§ TASK INSTRUCTIONS
Go through the entries below and collect each line with the string "деятельности" in it.

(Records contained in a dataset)
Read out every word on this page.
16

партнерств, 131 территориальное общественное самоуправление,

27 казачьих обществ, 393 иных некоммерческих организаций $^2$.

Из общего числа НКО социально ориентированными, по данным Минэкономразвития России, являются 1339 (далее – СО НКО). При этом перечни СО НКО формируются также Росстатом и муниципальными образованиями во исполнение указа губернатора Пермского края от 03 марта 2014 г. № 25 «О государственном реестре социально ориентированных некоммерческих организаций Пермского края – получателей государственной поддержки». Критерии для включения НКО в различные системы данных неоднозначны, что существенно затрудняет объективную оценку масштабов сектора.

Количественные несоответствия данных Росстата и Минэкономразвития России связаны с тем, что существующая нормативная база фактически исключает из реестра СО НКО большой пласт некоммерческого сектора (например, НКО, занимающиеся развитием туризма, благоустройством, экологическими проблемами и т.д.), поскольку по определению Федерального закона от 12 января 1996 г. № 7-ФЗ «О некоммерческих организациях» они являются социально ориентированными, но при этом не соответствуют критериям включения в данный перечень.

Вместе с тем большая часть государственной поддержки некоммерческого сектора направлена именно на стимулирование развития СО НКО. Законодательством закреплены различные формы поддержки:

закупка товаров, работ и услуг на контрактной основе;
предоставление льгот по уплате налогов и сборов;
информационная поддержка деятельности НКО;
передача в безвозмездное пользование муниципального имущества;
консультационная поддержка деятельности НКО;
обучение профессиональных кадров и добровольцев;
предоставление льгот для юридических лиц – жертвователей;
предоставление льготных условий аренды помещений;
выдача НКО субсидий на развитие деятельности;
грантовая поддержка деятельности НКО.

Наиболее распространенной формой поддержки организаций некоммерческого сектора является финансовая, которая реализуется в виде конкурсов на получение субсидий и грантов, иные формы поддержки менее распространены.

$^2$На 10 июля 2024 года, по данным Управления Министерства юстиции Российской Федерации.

§ THE ANSWER
информационная поддержка деятельности НКО;
консультационная поддержка деятельности НКО;
выдача НКО субсидий на развитие деятельности;
грантовая поддержка деятельности НКО.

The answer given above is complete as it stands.